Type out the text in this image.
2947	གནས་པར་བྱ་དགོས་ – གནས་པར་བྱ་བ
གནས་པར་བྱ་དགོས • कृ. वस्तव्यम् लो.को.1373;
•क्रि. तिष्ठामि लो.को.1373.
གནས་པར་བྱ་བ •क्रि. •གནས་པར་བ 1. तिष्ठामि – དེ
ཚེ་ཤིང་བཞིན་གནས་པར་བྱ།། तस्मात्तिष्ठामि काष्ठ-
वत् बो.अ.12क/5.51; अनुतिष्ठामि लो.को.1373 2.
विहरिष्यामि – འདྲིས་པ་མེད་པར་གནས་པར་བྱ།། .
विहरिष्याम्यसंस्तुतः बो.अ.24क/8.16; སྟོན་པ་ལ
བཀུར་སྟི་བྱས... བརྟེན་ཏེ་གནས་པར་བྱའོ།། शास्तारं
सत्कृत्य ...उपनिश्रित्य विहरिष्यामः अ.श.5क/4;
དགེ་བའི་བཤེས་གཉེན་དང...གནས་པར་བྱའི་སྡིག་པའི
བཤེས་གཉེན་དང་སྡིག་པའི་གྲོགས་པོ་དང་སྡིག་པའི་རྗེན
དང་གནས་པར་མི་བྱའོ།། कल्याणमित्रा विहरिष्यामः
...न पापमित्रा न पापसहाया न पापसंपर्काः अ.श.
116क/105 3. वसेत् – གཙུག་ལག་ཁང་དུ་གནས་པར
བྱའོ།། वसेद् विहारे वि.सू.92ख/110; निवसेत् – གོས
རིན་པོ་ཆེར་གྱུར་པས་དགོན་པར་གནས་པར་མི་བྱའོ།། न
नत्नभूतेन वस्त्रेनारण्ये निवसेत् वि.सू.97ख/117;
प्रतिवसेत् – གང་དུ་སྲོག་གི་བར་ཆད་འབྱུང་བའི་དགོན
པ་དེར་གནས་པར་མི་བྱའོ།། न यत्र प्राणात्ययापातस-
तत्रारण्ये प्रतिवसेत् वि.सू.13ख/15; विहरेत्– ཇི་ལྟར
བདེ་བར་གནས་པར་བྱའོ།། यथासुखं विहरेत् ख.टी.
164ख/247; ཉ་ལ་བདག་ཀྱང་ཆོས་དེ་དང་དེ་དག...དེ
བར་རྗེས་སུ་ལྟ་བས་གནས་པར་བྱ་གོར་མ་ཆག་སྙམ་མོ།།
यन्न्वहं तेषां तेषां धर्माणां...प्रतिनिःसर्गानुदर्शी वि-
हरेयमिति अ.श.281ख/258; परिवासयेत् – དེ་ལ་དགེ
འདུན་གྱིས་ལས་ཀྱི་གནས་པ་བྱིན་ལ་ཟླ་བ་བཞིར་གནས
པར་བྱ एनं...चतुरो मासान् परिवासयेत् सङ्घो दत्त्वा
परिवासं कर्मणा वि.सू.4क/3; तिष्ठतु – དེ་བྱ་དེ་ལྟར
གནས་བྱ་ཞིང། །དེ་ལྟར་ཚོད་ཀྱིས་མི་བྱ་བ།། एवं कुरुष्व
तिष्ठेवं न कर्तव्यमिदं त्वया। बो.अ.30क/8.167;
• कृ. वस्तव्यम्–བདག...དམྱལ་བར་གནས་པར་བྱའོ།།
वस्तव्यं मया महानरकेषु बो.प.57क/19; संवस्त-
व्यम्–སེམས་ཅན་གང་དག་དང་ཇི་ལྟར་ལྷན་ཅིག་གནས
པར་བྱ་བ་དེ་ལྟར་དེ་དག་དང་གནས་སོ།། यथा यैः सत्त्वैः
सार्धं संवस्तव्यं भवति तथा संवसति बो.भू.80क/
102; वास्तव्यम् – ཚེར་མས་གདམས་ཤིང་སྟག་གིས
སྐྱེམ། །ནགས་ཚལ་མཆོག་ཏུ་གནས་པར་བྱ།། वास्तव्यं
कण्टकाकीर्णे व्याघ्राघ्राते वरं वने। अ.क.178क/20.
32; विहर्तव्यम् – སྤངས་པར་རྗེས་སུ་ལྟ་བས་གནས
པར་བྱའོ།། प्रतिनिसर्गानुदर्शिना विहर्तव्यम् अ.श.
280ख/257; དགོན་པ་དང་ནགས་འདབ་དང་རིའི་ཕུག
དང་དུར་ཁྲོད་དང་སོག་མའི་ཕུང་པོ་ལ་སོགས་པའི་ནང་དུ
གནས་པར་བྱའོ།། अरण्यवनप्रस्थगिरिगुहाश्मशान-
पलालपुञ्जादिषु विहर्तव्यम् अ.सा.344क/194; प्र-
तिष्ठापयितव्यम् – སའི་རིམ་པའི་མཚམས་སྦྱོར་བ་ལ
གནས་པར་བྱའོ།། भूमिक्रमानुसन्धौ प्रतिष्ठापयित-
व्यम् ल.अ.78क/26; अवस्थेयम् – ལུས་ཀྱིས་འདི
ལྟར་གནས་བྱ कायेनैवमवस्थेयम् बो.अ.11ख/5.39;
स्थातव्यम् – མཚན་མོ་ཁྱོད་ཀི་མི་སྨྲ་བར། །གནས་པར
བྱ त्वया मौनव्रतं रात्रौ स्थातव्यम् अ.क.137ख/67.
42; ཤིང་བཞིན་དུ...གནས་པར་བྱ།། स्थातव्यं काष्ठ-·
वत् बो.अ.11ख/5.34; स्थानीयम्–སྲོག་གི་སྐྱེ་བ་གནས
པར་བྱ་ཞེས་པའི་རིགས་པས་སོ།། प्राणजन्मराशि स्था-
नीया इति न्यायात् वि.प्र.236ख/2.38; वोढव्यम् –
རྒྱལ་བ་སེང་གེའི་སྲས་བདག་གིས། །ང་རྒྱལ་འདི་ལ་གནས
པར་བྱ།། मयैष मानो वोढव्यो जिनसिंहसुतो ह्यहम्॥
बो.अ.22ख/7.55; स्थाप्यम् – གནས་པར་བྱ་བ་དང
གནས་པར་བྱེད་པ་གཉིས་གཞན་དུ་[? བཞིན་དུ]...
------------------------------------------------------------------------
The request ::
Repeat the records above exactly as they appear.

Full response ::
Type out the text in this image.
2947	གནས་པར་བྱ་དགོས་ – གནས་པར་བྱ་བ
གནས་པར་བྱ་དགོས • कृ. वस्तव्यम् लो.को.1373;
•क्रि. तिष्ठामि लो.को.1373.
གནས་པར་བྱ་བ •क्रि. •གནས་པར་བ 1. तिष्ठामि – དེ
ཚེ་ཤིང་བཞིན་གནས་པར་བྱ།། तस्मात्तिष्ठामि काष्ठ-
वत् बो.अ.12क/5.51; अनुतिष्ठामि लो.को.1373 2.
विहरिष्यामि – འདྲིས་པ་མེད་པར་གནས་པར་བྱ།། .
विहरिष्याम्यसंस्तुतः बो.अ.24क/8.16; སྟོན་པ་ལ
བཀུར་སྟི་བྱས... བརྟེན་ཏེ་གནས་པར་བྱའོ།། शास्तारं
सत्कृत्य ...उपनिश्रित्य विहरिष्यामः अ.श.5क/4;
དགེ་བའི་བཤེས་གཉེན་དང...གནས་པར་བྱའི་སྡིག་པའི
བཤེས་གཉེན་དང་སྡིག་པའི་གྲོགས་པོ་དང་སྡིག་པའི་རྗེན
དང་གནས་པར་མི་བྱའོ།། कल्याणमित्रा विहरिष्यामः
...न पापमित्रा न पापसहाया न पापसंपर्काः अ.श.
116क/105 3. वसेत् – གཙུག་ལག་ཁང་དུ་གནས་པར
བྱའོ།། वसेद् विहारे वि.सू.92ख/110; निवसेत् – གོས
རིན་པོ་ཆེར་གྱུར་པས་དགོན་པར་གནས་པར་མི་བྱའོ།། न
नत्नभूतेन वस्त्रेनारण्ये निवसेत् वि.सू.97ख/117;
प्रतिवसेत् – གང་དུ་སྲོག་གི་བར་ཆད་འབྱུང་བའི་དགོན
པ་དེར་གནས་པར་མི་བྱའོ།། न यत्र प्राणात्ययापातस-
तत्रारण्ये प्रतिवसेत् वि.सू.13ख/15; विहरेत्– ཇི་ལྟར
བདེ་བར་གནས་པར་བྱའོ།། यथासुखं विहरेत् ख.टी.
164ख/247; ཉ་ལ་བདག་ཀྱང་ཆོས་དེ་དང་དེ་དག...དེ
བར་རྗེས་སུ་ལྟ་བས་གནས་པར་བྱ་གོར་མ་ཆག་སྙམ་མོ།།
यन्न्वहं तेषां तेषां धर्माणां...प्रतिनिःसर्गानुदर्शी वि-
हरेयमिति अ.श.281ख/258; परिवासयेत् – དེ་ལ་དགེ
འདུན་གྱིས་ལས་ཀྱི་གནས་པ་བྱིན་ལ་ཟླ་བ་བཞིར་གནས
པར་བྱ एनं...चतुरो मासान् परिवासयेत् सङ्घो दत्त्वा
परिवासं कर्मणा वि.सू.4क/3; तिष्ठतु – དེ་བྱ་དེ་ལྟར
གནས་བྱ་ཞིང། །དེ་ལྟར་ཚོད་ཀྱིས་མི་བྱ་བ།། एवं कुरुष्व
तिष्ठेवं न कर्तव्यमिदं त्वया। बो.अ.30क/8.167;
• कृ. वस्तव्यम्–བདག...དམྱལ་བར་གནས་པར་བྱའོ།།
वस्तव्यं मया महानरकेषु बो.प.57क/19; संवस्त-
व्यम्–སེམས་ཅན་གང་དག་དང་ཇི་ལྟར་ལྷན་ཅིག་གནས
པར་བྱ་བ་དེ་ལྟར་དེ་དག་དང་གནས་སོ།། यथा यैः सत्त्वैः
सार्धं संवस्तव्यं भवति तथा संवसति बो.भू.80क/
102; वास्तव्यम् – ཚེར་མས་གདམས་ཤིང་སྟག་གིས
སྐྱེམ། །ནགས་ཚལ་མཆོག་ཏུ་གནས་པར་བྱ།། वास्तव्यं
कण्टकाकीर्णे व्याघ्राघ्राते वरं वने। अ.क.178क/20.
32; विहर्तव्यम् – སྤངས་པར་རྗེས་སུ་ལྟ་བས་གནས
པར་བྱའོ།། प्रतिनिसर्गानुदर्शिना विहर्तव्यम् अ.श.
280ख/257; དགོན་པ་དང་ནགས་འདབ་དང་རིའི་ཕུག
དང་དུར་ཁྲོད་དང་སོག་མའི་ཕུང་པོ་ལ་སོགས་པའི་ནང་དུ
གནས་པར་བྱའོ།། अरण्यवनप्रस्थगिरिगुहाश्मशान-
पलालपुञ्जादिषु विहर्तव्यम् अ.सा.344क/194; प्र-
तिष्ठापयितव्यम् – སའི་རིམ་པའི་མཚམས་སྦྱོར་བ་ལ
གནས་པར་བྱའོ།། भूमिक्रमानुसन्धौ प्रतिष्ठापयित-
व्यम् ल.अ.78क/26; अवस्थेयम् – ལུས་ཀྱིས་འདི
ལྟར་གནས་བྱ कायेनैवमवस्थेयम् बो.अ.11ख/5.39;
स्थातव्यम् – མཚན་མོ་ཁྱོད་ཀི་མི་སྨྲ་བར། །གནས་པར
བྱ त्वया मौनव्रतं रात्रौ स्थातव्यम् अ.क.137ख/67.
42; ཤིང་བཞིན་དུ...གནས་པར་བྱ།། स्थातव्यं काष्ठ-·
वत् बो.अ.11ख/5.34; स्थानीयम्–སྲོག་གི་སྐྱེ་བ་གནས
པར་བྱ་ཞེས་པའི་རིགས་པས་སོ།། प्राणजन्मराशि स्था-
नीया इति न्यायात् वि.प्र.236ख/2.38; वोढव्यम् –
རྒྱལ་བ་སེང་གེའི་སྲས་བདག་གིས། །ང་རྒྱལ་འདི་ལ་གནས
པར་བྱ།། मयैष मानो वोढव्यो जिनसिंहसुतो ह्यहम्॥
बो.अ.22ख/7.55; स्थाप्यम् – གནས་པར་བྱ་བ་དང
གནས་པར་བྱེད་པ་གཉིས་གཞན་དུ་[? བཞིན་དུ]...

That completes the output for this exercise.